### Information supplied ###
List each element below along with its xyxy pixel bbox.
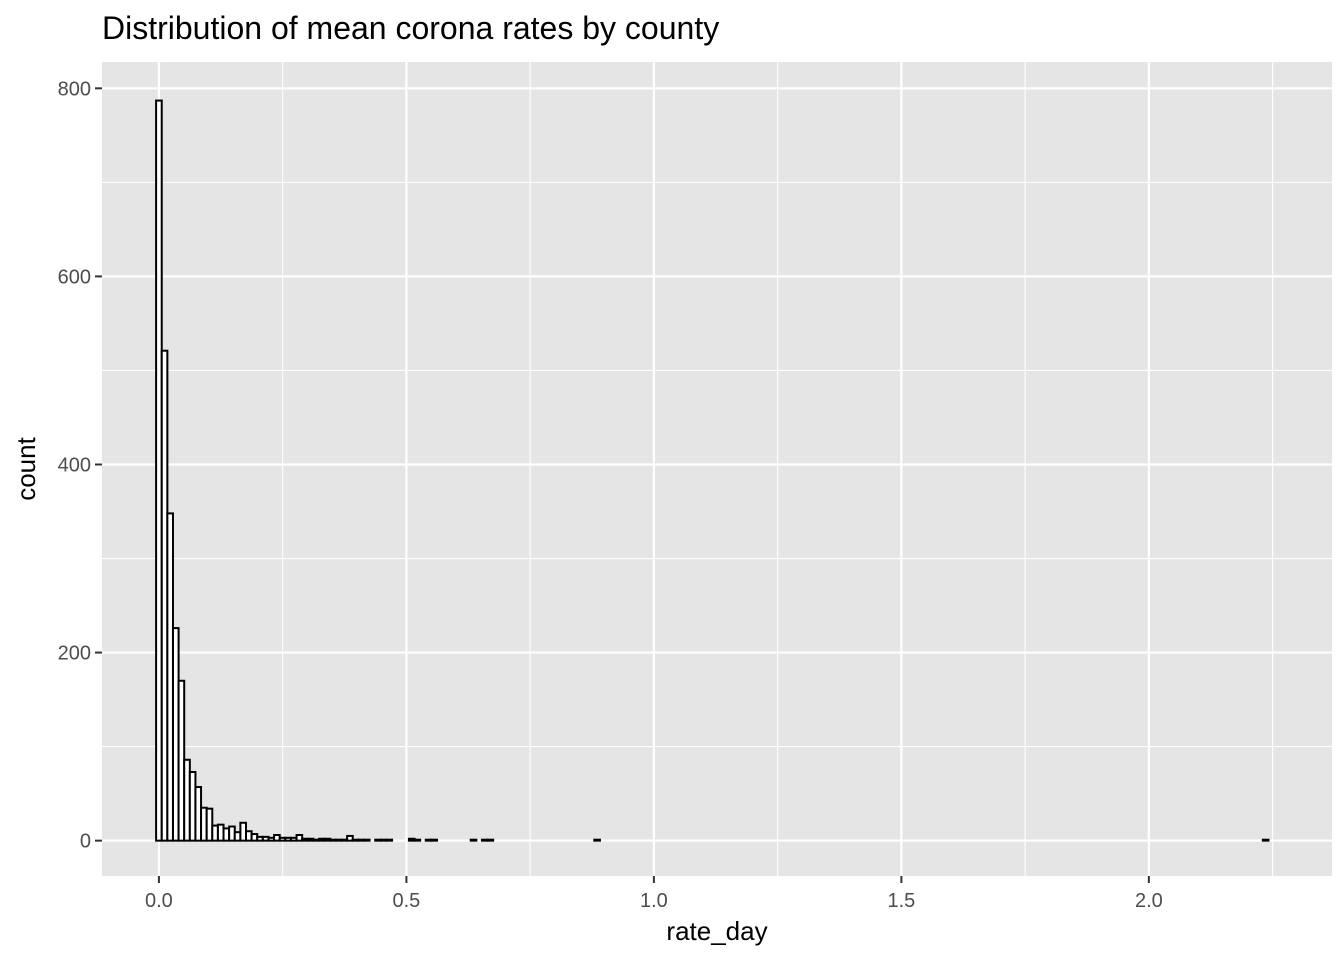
x-tick-label: 1.0 [640,890,668,912]
y-tick-label: 800 [58,78,91,100]
x-axis: 0.0 0.5 1.0 1.5 2.0 [145,876,1163,912]
y-axis-title: count [11,436,41,500]
x-axis-title: rate_day [666,916,767,946]
histogram-bar [346,834,354,842]
minor-gridlines [102,62,1332,876]
y-tick-label: 200 [58,643,91,665]
x-tick-label: 0.5 [393,890,421,912]
x-tick-label: 2.0 [1135,890,1163,912]
y-tick-label: 0 [80,831,91,853]
histogram-bar [362,838,371,842]
x-tick-label: 1.5 [887,890,915,912]
histogram-bar [385,838,394,842]
chart-title: Distribution of mean corona rates by cou… [102,10,719,46]
y-tick-label: 600 [58,266,91,288]
y-axis: 0 200 400 600 800 [58,78,102,853]
histogram-bar [486,838,495,842]
major-gridlines [102,62,1332,876]
x-tick-label: 0.0 [145,890,173,912]
plot-panel [102,62,1332,876]
y-tick-label: 400 [58,454,91,476]
histogram-bar [1261,838,1270,842]
histogram-bar [593,838,601,842]
histogram-bar [430,838,439,842]
histogram-bars [155,99,1270,842]
histogram-bar [469,838,478,842]
histogram-bar [413,838,422,842]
###
■ Exercise objective
Which lines above contain the word "gridlines"? Report each of those lines in full, and treat uppercase and lowercase letters as different.

■ The solution
minor-gridlines [102,62,1332,876]
major-gridlines [102,62,1332,876]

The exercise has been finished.